• _TESTO DI RIFERIMENTO_
..........

Per altre sentenze vedi: Sentenze per esteso
Copyright © Ambiente Diritto.it
T.A.R. PUGLIA, Bari sez. II, 
17/11/2005 (c.c. 14/07/2005), sentenza n. 4905
 
REPUBBLICA ITALIANA
IN NOME DEL POPOLO ITALIANO
N./REG.ORD: 4905/2005
N. REG. RIC.: 918/2005
TRIBUNALE AMMINISTRATIVO REGIONALE
Sede di Bari Sezione Seconda
composto dai Signori
GIANCARLO GIAMBARTOLOMEI PRESIDENTE 
PIETRO MOREA COMPONENTE 
GIUSEPPINA ADAMO COMPONENTE,Rel.
ha pronunciato la seguente
S E N T E N Z A
sul ricorso n. 918 del 2005, proposto dalla INDUSTRIA NAZIONALE EDILE 
STRADE (I.N.E.S.) S.p.A, con sede legale in Modugno (BA), sottoposta a procedura 
di concordato preventivo, in persona del legale rappresentante e liquidatore, 
arch. Vito Rossi, rappresentata e difesa, anche in virtù dell’autorizzazione 
alle liti rilasciata dagli Organi della procedura in data 27 aprile 2005, cron. 
n. 6114, dall’Avv. Vito Aurelio Pappalepore, presso il cui studio è 
elettivamente domiciliata in Bari alla via Pizzoli, 8;
C O N T R O
- la Regione Puglia, in persona del Presidente della Giunta p.t., con sede in 
Bari; 
- il Dirigente dell'Ufficio Minerario Regionale della Puglia, non costituiti;
avverso
il silenzio serbato dalla p.A. regionale di seguito all'atto di diffida e 
costituzione in mora notificato in data 28 febbraio 2005; nonché,
per l'adempimento
dell'obbligo di determinare e corrispondere l’indennizzo ai sensi dell'art. 18 
della legge reg. n. 37/1985.

..........

• _DATI FORNITI_
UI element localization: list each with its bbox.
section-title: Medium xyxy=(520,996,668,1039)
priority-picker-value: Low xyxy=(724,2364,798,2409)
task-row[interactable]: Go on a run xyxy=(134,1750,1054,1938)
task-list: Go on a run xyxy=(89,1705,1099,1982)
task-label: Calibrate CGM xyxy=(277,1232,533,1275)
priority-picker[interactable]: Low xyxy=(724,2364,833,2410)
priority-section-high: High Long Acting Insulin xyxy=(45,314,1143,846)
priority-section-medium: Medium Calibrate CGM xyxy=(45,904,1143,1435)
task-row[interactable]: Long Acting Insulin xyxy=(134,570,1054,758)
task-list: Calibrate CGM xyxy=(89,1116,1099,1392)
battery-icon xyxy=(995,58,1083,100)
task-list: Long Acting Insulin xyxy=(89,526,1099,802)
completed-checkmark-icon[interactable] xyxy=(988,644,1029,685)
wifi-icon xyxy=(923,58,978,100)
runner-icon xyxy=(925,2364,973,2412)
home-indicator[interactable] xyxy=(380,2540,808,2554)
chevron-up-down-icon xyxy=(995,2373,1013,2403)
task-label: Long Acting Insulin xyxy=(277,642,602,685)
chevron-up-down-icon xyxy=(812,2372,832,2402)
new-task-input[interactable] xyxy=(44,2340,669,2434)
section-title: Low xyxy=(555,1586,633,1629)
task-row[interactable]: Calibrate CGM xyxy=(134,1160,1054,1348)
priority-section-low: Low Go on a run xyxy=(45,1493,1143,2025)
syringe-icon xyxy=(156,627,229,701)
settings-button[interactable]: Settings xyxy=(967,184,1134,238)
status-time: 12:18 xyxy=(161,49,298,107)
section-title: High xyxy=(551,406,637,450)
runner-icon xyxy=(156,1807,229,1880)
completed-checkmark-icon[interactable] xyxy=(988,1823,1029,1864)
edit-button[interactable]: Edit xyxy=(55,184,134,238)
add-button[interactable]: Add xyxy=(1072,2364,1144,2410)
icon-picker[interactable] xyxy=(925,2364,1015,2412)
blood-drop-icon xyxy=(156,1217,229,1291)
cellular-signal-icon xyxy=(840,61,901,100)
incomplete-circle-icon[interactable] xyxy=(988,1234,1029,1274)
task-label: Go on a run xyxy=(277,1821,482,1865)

..........

• _COMPITO ASSEGNATO A_
Trascriva senza alcuna modifica le righe dei record, dalla prima fino a quella che contiene "task-row[interactable]: Calibrate CGM", quest'ultima compresa.
• _COMPITO ASSEGNATO B_
Riprenda la sentenza del T.A.R. Puglia sul ricorso n. 918 del 2005 e ne prosegua la stesura subito dopo l'ultima frase riportata.

• _RISPOSTA SCRITTA A_
UI element localization: list each with its bbox.
section-title: Medium xyxy=(520,996,668,1039)
priority-picker-value: Low xyxy=(724,2364,798,2409)
task-row[interactable]: Go on a run xyxy=(134,1750,1054,1938)
task-list: Go on a run xyxy=(89,1705,1099,1982)
task-label: Calibrate CGM xyxy=(277,1232,533,1275)
priority-picker[interactable]: Low xyxy=(724,2364,833,2410)
priority-section-high: High Long Acting Insulin xyxy=(45,314,1143,846)
priority-section-medium: Medium Calibrate CGM xyxy=(45,904,1143,1435)
task-row[interactable]: Long Acting Insulin xyxy=(134,570,1054,758)
task-list: Calibrate CGM xyxy=(89,1116,1099,1392)
battery-icon xyxy=(995,58,1083,100)
task-list: Long Acting Insulin xyxy=(89,526,1099,802)
completed-checkmark-icon[interactable] xyxy=(988,644,1029,685)
wifi-icon xyxy=(923,58,978,100)
runner-icon xyxy=(925,2364,973,2412)
home-indicator[interactable] xyxy=(380,2540,808,2554)
chevron-up-down-icon xyxy=(995,2373,1013,2403)
task-label: Long Acting Insulin xyxy=(277,642,602,685)
chevron-up-down-icon xyxy=(812,2372,832,2402)
new-task-input[interactable] xyxy=(44,2340,669,2434)
section-title: Low xyxy=(555,1586,633,1629)
task-row[interactable]: Calibrate CGM xyxy=(134,1160,1054,1348)

• _RISPOSTA SCRITTA B_
Visto il ricorso con i relativi allegati;
visti gli atti tutti della causa;
udita alla pubblica udienza la relazione del consigliere, dott. Giuseppina 
Adamo, e udito, altresì, l'avv. Pappalepore.
Ritenuto in fatto e in diritto quanto segue:
FATTO
1. L’Industria Nazionale Edile Strade (I.N.E.S.) S.p.A. aveva utilizzato la cava 
di calcare sita in località "Grotta S. Angelo" del comune di Bari - S. Spirito, 
di cui è proprietaria, prima in regime di denuncia di esercizio ex D.P.R. 
128/1959, poi in regime transitorio, ex art. 35 L.R.P. 37/1985, giusta istanza 
di autorizzazione presentata il 18 dicembre 1985.
Con decreto del P.G.R. Puglia n. 352/1992 era istituito il Parco Naturale "Lama 
Balice", nella cui area ricade detta cava.
Con delibera n. 7637/1994, la Regione Puglia disponeva la sospensione cautelare 
dell'attività di estrazione, “per le sopraggiunte esigenze di pubblico 
interesse”.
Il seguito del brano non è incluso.